— Begin —
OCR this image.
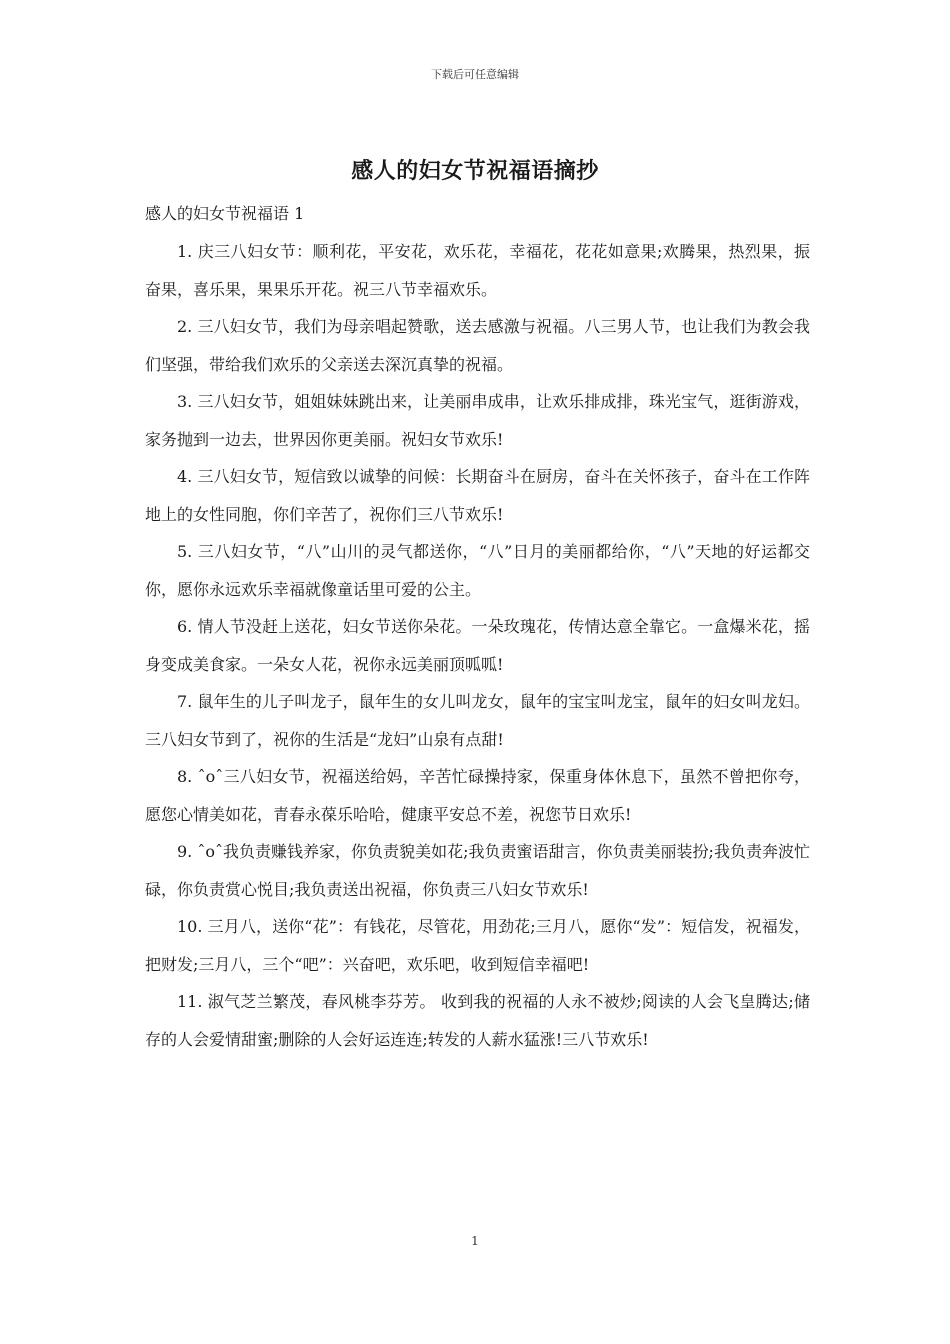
下载后可任意编辑
感人的妇女节祝福语摘抄

感人的妇女节祝福语 1

1. 庆三八妇女节：顺利花，平安花，欢乐花，幸福花，花花如意果;欢腾果，热烈果，振奋果，喜乐果，果果乐开花。祝三八节幸福欢乐。

2. 三八妇女节，我们为母亲唱起赞歌，送去感激与祝福。八三男人节，也让我们为教会我们坚强，带给我们欢乐的父亲送去深沉真挚的祝福。

3. 三八妇女节，姐姐妹妹跳出来，让美丽串成串，让欢乐排成排，珠光宝气，逛街游戏，家务抛到一边去，世界因你更美丽。祝妇女节欢乐!

4. 三八妇女节，短信致以诚挚的问候：长期奋斗在厨房，奋斗在关怀孩子，奋斗在工作阵地上的女性同胞，你们辛苦了，祝你们三八节欢乐!

5. 三八妇女节，“八”山川的灵气都送你，“八”日月的美丽都给你，“八”天地的好运都交你，愿你永远欢乐幸福就像童话里可爱的公主。

6. 情人节没赶上送花，妇女节送你朵花。一朵玫瑰花，传情达意全靠它。一盒爆米花，摇身变成美食家。一朵女人花，祝你永远美丽顶呱呱!

7. 鼠年生的儿子叫龙子，鼠年生的女儿叫龙女，鼠年的宝宝叫龙宝，鼠年的妇女叫龙妇。三八妇女节到了，祝你的生活是“龙妇”山泉有点甜!

8. ˆoˆ三八妇女节，祝福送给妈，辛苦忙碌操持家，保重身体休息下，虽然不曾把你夸，愿您心情美如花，青春永葆乐哈哈，健康平安总不差，祝您节日欢乐!

9. ˆoˆ我负责赚钱养家，你负责貌美如花;我负责蜜语甜言，你负责美丽装扮;我负责奔波忙碌，你负责赏心悦目;我负责送出祝福，你负责三八妇女节欢乐!

10. 三月八，送你“花”：有钱花，尽管花，用劲花;三月八，愿你“发”：短信发，祝福发，把财发;三月八，三个“吧”：兴奋吧，欢乐吧，收到短信幸福吧!

11. 淑气芝兰繁茂，春风桃李芬芳。 收到我的祝福的人永不被炒;阅读的人会飞皇腾达;储存的人会爱情甜蜜;删除的人会好运连连;转发的人薪水猛涨!三八节欢乐!

1
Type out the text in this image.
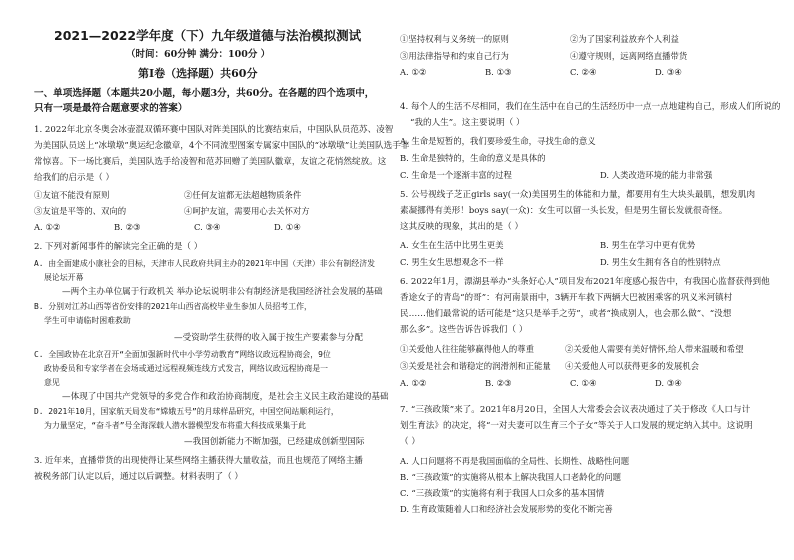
2021—2022学年度（下）九年级道德与法治模拟测试
（时间：60分钟 满分：100分 ）
第Ⅰ卷（选择题）共60分
一、单项选择题（本题共20小题，每小题3分，共60分。在各题的四个选项中，
只有一项是最符合题意要求的答案）
1. 2022年北京冬奥会冰壶混双循环赛中国队对阵美国队的比赛结束后，中国队队员范苏、凌智
为美国队员送上“冰墩墩”奥运纪念徽章，4个不同流型图案专属家中国队的“冰墩墩”让美国队选手非
常惊喜。下一场比赛后，美国队选手给凌智和范苏回赠了美国队徽章，友谊之花悄然绽放。这
给我们的启示是（ ）
①友谊不能没有原则	②任何友谊都无法超越物质条件
③友谊是平等的、双向的	④呵护友谊，需要用心去关怀对方
A. ①②	B. ②③	C. ③④	D. ①④
2. 下列对新闻事件的解读完全正确的是（ ）
A. 由全面建成小康社会的目标，天津市人民政府共同主办的2021年中国（天津）非公有制经济发
展论坛开幕
—两个主办单位属于行政机关 举办论坛说明非公有制经济是我国经济社会发展的基础
B. 分别对江苏山西等省份安排的2021年山西省高校毕业生参加人员招考工作，
学生可申请临时困难救助
—受资助学生获得的收入属于按生产要素参与分配
C. 全国政协在北京召开“全面加强新时代中小学劳动教育”网络议政远程协商会，9位
政协委员和专家学者在会场或通过远程视频连线方式发言，网络议政远程协商是一
意见
—体现了中国共产党领导的多党合作和政治协商制度，是社会主义民主政治建设的基础
D. 2021年10月，国家航天局发布“嫦娥五号”的月球样品研究，中国空间站顺利运行，
为力量坚定，“奋斗者”号全海深载人潜水器模型发布将重大科技成果集于此
—我国创新能力不断加强，已经建成创新型国际
3. 近年来，直播带货的出现使得让某些网络主播获得大量收益，而且也规范了网络主播
被税务部门认定以后，通过以后调整。材料表明了（ ）
①坚持权利与义务统一的原则	②为了国家利益放弃个人利益
③用法律指导和约束自己行为	④遵守规则，远离网络直播带货
A. ①②	B. ①③	C. ②④	D. ③④
4. 每个人的生活不尽相同，我们在生活中在自己的生活经历中一点一点地建构自己，形成人们所说的
“我的人生”。这主要说明（ ）
A. 生命是短暂的，我们要珍爱生命，寻找生命的意义
B. 生命是独特的，生命的意义是具体的
C. 生命是一个逐渐丰富的过程	D. 人类改造环境的能力非常强
5. 公号视线子芝正girls say(一众)美国男生的体能和力量，都要用有生大块头最肌，想发肌肉
素凝挪得有美形！boys say(一众)：女生可以留一头长发，但是男生留长发就很奇怪。
这其反映的现象，其出的是（ ）
A. 女生在生活中比男生更美	B. 男生在学习中更有优势
C. 男生女生思想观念不一样	D. 男生女生拥有各自的性别特点
6. 2022年1月，漂湖县举办“头条好心人”项目发布2021年度感心报告中，有我国心监督获得到他
香途女子的青岛“的哥”：有河南景雨中，3辆开车救下两辆大巴被困乘客的巩义米河镇村
民……他们最常说的话可能是“这只是举手之劳”，或者“换成别人，也会那么做”、“没想
那么多”。这些告诉告诉我们（ ）
①关爱他人往往能够赢得他人的尊重	②关爱他人需要有美好情怀,给人带来温暖和希望
③关爱是社会和谐稳定的润滑剂和正能量 ④关爱他人可以获得更多的发展机会
A. ①②	B. ②③	C. ①④	D. ③④
7. “三孩政策”来了。2021年8月20日，全国人大常委会会议表决通过了关于修改《人口与计
划生育法》的决定，将“一对夫妻可以生育三个子女”等关于人口发展的规定纳入其中。这说明
（ ）
A. 人口问题将不再是我国面临的全局性、长期性、战略性问题
B. “三孩政策”的实施将从根本上解决我国人口老龄化的问题
C. “三孩政策”的实施将有利于我国人口众多的基本国情
D. 生育政策随着人口和经济社会发展形势的变化不断完善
— End —
Copy all lines from the material that include "image".

OCR this image.
Type out the text in this image.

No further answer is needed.